All of the listing, from first line to last, should be output exactly; the pictures stay out.
——
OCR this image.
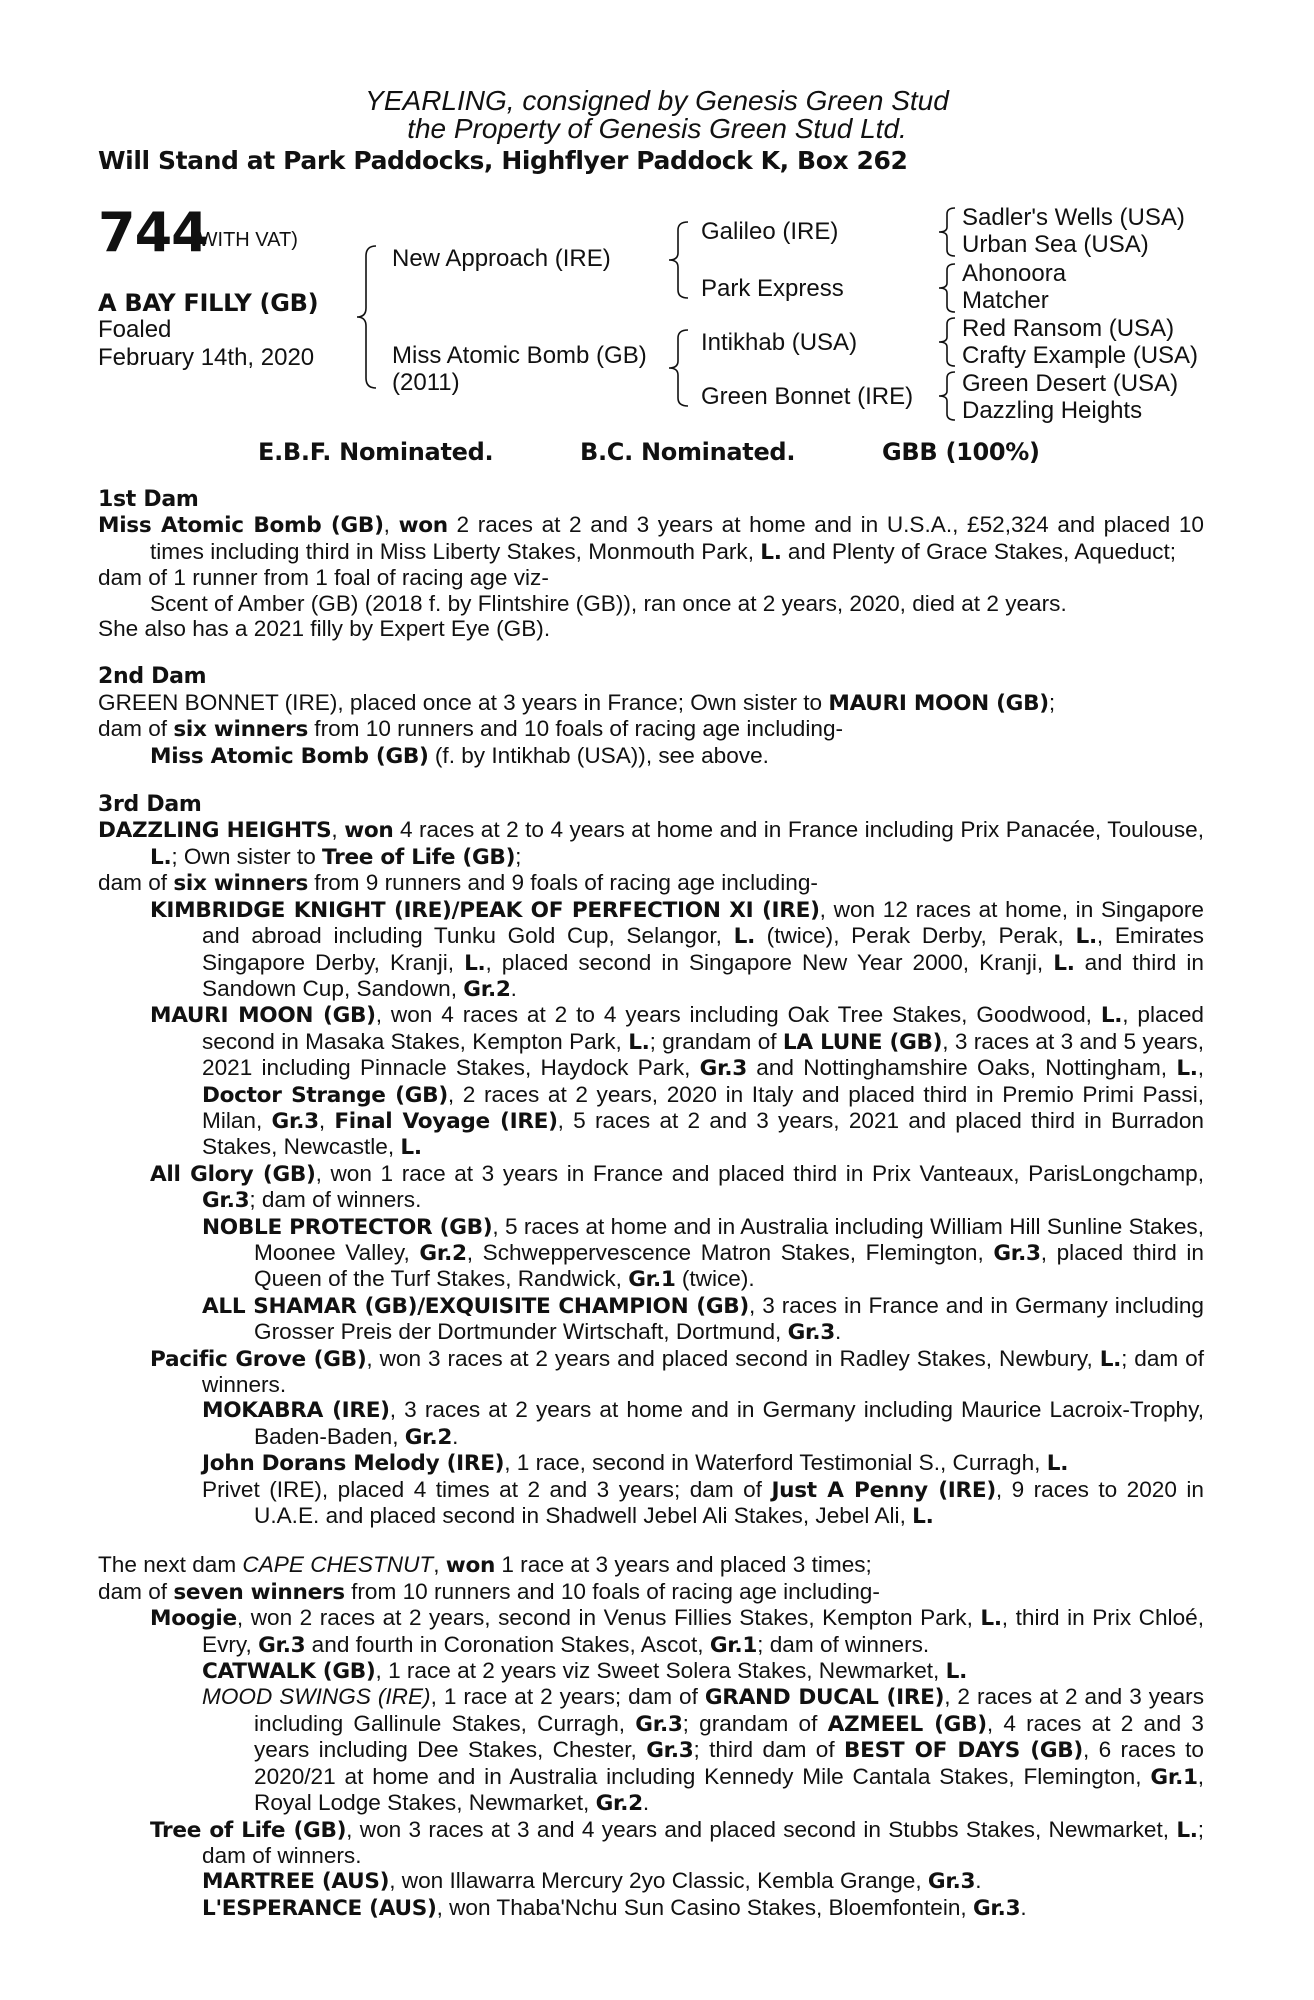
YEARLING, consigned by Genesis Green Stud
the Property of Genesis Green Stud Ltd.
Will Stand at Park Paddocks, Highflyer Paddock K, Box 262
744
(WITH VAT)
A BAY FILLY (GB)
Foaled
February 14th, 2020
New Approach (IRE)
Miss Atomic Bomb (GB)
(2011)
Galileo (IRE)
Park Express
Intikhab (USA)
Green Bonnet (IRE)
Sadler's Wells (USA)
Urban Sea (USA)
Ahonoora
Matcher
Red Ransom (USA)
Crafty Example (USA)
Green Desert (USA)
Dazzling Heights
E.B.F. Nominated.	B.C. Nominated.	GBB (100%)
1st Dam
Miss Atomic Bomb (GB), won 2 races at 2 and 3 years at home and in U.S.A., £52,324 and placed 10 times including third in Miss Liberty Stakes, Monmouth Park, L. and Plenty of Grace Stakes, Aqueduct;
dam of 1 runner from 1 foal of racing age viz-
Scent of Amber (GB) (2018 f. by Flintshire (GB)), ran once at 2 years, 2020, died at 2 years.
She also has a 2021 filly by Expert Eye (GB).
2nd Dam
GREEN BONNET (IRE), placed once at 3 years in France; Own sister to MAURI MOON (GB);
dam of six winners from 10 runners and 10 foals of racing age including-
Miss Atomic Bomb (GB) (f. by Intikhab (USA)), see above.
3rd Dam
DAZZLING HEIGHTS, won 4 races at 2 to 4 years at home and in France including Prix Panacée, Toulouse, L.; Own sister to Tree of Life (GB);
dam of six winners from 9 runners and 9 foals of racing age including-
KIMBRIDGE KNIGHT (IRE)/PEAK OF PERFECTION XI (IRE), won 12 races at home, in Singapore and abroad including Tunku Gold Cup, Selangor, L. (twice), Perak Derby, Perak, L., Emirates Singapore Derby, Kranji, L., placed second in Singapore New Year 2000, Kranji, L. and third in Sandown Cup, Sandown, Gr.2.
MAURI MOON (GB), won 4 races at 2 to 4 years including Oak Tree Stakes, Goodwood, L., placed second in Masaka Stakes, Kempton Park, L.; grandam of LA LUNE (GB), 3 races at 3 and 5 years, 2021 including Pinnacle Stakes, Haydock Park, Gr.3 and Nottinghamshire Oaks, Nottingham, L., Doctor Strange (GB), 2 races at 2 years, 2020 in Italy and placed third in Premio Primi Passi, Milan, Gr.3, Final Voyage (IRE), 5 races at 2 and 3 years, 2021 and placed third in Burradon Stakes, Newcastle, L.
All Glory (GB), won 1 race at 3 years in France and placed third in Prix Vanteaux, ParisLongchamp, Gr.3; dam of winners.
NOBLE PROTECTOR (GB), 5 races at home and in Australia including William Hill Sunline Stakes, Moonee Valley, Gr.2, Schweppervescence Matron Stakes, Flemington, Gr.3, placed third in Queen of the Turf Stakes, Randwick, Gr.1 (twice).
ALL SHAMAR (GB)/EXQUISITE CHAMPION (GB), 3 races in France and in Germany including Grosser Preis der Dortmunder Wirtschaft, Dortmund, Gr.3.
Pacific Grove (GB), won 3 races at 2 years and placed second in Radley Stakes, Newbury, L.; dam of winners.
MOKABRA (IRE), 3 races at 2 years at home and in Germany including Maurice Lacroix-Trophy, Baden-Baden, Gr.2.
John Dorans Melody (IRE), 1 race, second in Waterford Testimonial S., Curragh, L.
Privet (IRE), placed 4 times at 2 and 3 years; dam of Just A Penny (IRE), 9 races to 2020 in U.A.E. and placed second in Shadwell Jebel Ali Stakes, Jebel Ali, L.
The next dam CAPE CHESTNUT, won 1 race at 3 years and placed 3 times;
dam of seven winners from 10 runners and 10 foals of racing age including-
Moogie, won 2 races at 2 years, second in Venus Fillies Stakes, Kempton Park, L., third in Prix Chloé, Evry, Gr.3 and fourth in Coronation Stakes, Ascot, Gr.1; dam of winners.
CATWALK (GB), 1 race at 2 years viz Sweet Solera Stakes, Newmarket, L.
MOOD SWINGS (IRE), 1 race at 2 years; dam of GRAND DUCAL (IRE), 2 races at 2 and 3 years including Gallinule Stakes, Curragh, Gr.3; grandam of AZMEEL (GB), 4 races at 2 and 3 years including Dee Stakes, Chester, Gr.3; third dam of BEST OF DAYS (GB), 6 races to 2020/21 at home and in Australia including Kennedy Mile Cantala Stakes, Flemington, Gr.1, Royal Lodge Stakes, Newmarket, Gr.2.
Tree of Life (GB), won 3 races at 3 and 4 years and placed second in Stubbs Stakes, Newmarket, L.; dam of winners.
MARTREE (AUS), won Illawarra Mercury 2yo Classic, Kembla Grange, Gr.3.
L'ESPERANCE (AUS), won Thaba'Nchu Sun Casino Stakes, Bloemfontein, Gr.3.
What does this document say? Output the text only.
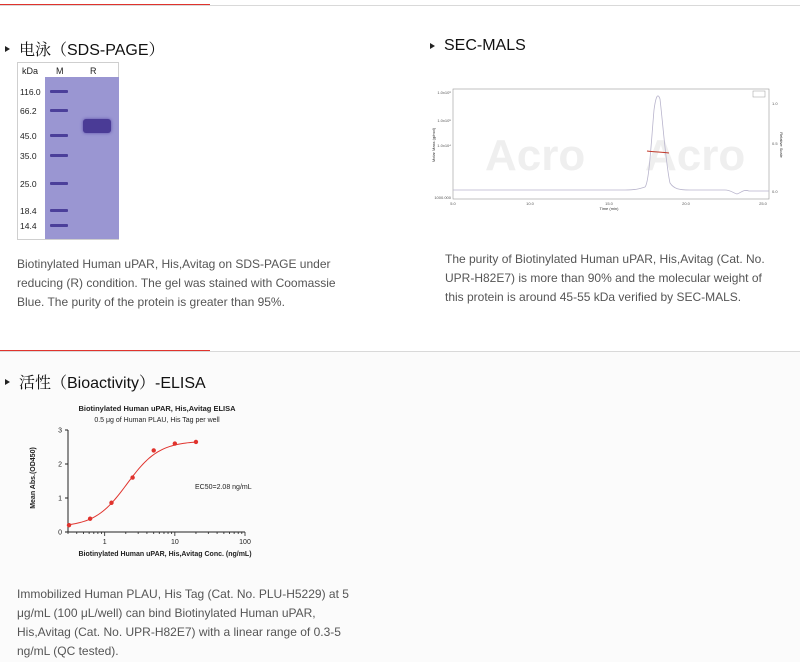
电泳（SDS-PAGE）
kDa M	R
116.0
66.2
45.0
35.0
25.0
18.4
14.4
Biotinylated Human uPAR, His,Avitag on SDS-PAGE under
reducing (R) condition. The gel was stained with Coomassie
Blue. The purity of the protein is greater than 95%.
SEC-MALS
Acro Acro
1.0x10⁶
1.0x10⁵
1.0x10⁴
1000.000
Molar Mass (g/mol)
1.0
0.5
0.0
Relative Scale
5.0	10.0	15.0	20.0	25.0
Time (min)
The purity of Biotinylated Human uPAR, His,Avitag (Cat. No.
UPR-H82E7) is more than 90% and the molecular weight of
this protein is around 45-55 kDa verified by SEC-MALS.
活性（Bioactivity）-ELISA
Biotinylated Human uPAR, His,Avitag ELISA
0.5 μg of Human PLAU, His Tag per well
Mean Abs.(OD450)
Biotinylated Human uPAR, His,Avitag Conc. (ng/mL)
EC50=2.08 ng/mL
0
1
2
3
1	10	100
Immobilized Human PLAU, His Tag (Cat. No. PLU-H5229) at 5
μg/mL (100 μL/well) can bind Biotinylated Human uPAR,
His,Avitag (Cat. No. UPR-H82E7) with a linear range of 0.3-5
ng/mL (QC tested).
——
-- COMPLETED EXERCISE --
OCR this image.
YEARLING, consigned by Genesis Green Stud
the Property of Genesis Green Stud Ltd.
Will Stand at Park Paddocks, Highflyer Paddock K, Box 262
744
(WITH VAT)
A BAY FILLY (GB)
Foaled
February 14th, 2020
New Approach (IRE)
Miss Atomic Bomb (GB)
(2011)
Galileo (IRE)
Park Express
Intikhab (USA)
Green Bonnet (IRE)
Sadler's Wells (USA)
Urban Sea (USA)
Ahonoora
Matcher
Red Ransom (USA)
Crafty Example (USA)
Green Desert (USA)
Dazzling Heights
E.B.F. Nominated.	B.C. Nominated.	GBB (100%)
1st Dam
Miss Atomic Bomb (GB), won 2 races at 2 and 3 years at home and in U.S.A., £52,324 and placed 10 times including third in Miss Liberty Stakes, Monmouth Park, L. and Plenty of Grace Stakes, Aqueduct;
dam of 1 runner from 1 foal of racing age viz-
Scent of Amber (GB) (2018 f. by Flintshire (GB)), ran once at 2 years, 2020, died at 2 years.
She also has a 2021 filly by Expert Eye (GB).
2nd Dam
GREEN BONNET (IRE), placed once at 3 years in France; Own sister to MAURI MOON (GB);
dam of six winners from 10 runners and 10 foals of racing age including-
Miss Atomic Bomb (GB) (f. by Intikhab (USA)), see above.
3rd Dam
DAZZLING HEIGHTS, won 4 races at 2 to 4 years at home and in France including Prix Panacée, Toulouse, L.; Own sister to Tree of Life (GB);
dam of six winners from 9 runners and 9 foals of racing age including-
KIMBRIDGE KNIGHT (IRE)/PEAK OF PERFECTION XI (IRE), won 12 races at home, in Singapore and abroad including Tunku Gold Cup, Selangor, L. (twice), Perak Derby, Perak, L., Emirates Singapore Derby, Kranji, L., placed second in Singapore New Year 2000, Kranji, L. and third in Sandown Cup, Sandown, Gr.2.
MAURI MOON (GB), won 4 races at 2 to 4 years including Oak Tree Stakes, Goodwood, L., placed second in Masaka Stakes, Kempton Park, L.; grandam of LA LUNE (GB), 3 races at 3 and 5 years, 2021 including Pinnacle Stakes, Haydock Park, Gr.3 and Nottinghamshire Oaks, Nottingham, L., Doctor Strange (GB), 2 races at 2 years, 2020 in Italy and placed third in Premio Primi Passi, Milan, Gr.3, Final Voyage (IRE), 5 races at 2 and 3 years, 2021 and placed third in Burradon Stakes, Newcastle, L.
All Glory (GB), won 1 race at 3 years in France and placed third in Prix Vanteaux, ParisLongchamp, Gr.3; dam of winners.
NOBLE PROTECTOR (GB), 5 races at home and in Australia including William Hill Sunline Stakes, Moonee Valley, Gr.2, Schweppervescence Matron Stakes, Flemington, Gr.3, placed third in Queen of the Turf Stakes, Randwick, Gr.1 (twice).
ALL SHAMAR (GB)/EXQUISITE CHAMPION (GB), 3 races in France and in Germany including Grosser Preis der Dortmunder Wirtschaft, Dortmund, Gr.3.
Pacific Grove (GB), won 3 races at 2 years and placed second in Radley Stakes, Newbury, L.; dam of winners.
MOKABRA (IRE), 3 races at 2 years at home and in Germany including Maurice Lacroix-Trophy, Baden-Baden, Gr.2.
John Dorans Melody (IRE), 1 race, second in Waterford Testimonial S., Curragh, L.
Privet (IRE), placed 4 times at 2 and 3 years; dam of Just A Penny (IRE), 9 races to 2020 in U.A.E. and placed second in Shadwell Jebel Ali Stakes, Jebel Ali, L.
The next dam CAPE CHESTNUT, won 1 race at 3 years and placed 3 times;
dam of seven winners from 10 runners and 10 foals of racing age including-
Moogie, won 2 races at 2 years, second in Venus Fillies Stakes, Kempton Park, L., third in Prix Chloé, Evry, Gr.3 and fourth in Coronation Stakes, Ascot, Gr.1; dam of winners.
CATWALK (GB), 1 race at 2 years viz Sweet Solera Stakes, Newmarket, L.
MOOD SWINGS (IRE), 1 race at 2 years; dam of GRAND DUCAL (IRE), 2 races at 2 and 3 years including Gallinule Stakes, Curragh, Gr.3; grandam of AZMEEL (GB), 4 races at 2 and 3 years including Dee Stakes, Chester, Gr.3; third dam of BEST OF DAYS (GB), 6 races to 2020/21 at home and in Australia including Kennedy Mile Cantala Stakes, Flemington, Gr.1, Royal Lodge Stakes, Newmarket, Gr.2.
Tree of Life (GB), won 3 races at 3 and 4 years and placed second in Stubbs Stakes, Newmarket, L.; dam of winners.
MARTREE (AUS), won Illawarra Mercury 2yo Classic, Kembla Grange, Gr.3.
L'ESPERANCE (AUS), won Thaba'Nchu Sun Casino Stakes, Bloemfontein, Gr.3.
What does this document say? Output the text only.
电泳（SDS-PAGE）
kDa M	R
116.0
66.2
45.0
35.0
25.0
18.4
14.4
Biotinylated Human uPAR, His,Avitag on SDS-PAGE under
reducing (R) condition. The gel was stained with Coomassie
Blue. The purity of the protein is greater than 95%.
SEC-MALS
Acro Acro
1.0x10⁶
1.0x10⁵
1.0x10⁴
1000.000
Molar Mass (g/mol)
1.0
0.5
0.0
Relative Scale
5.0	10.0	15.0	20.0	25.0
Time (min)
The purity of Biotinylated Human uPAR, His,Avitag (Cat. No.
UPR-H82E7) is more than 90% and the molecular weight of
this protein is around 45-55 kDa verified by SEC-MALS.
活性（Bioactivity）-ELISA
Biotinylated Human uPAR, His,Avitag ELISA
0.5 μg of Human PLAU, His Tag per well
Mean Abs.(OD450)
Biotinylated Human uPAR, His,Avitag Conc. (ng/mL)
EC50=2.08 ng/mL
0
1
2
3
1	10	100
Immobilized Human PLAU, His Tag (Cat. No. PLU-H5229) at 5
μg/mL (100 μL/well) can bind Biotinylated Human uPAR,
His,Avitag (Cat. No. UPR-H82E7) with a linear range of 0.3-5
ng/mL (QC tested).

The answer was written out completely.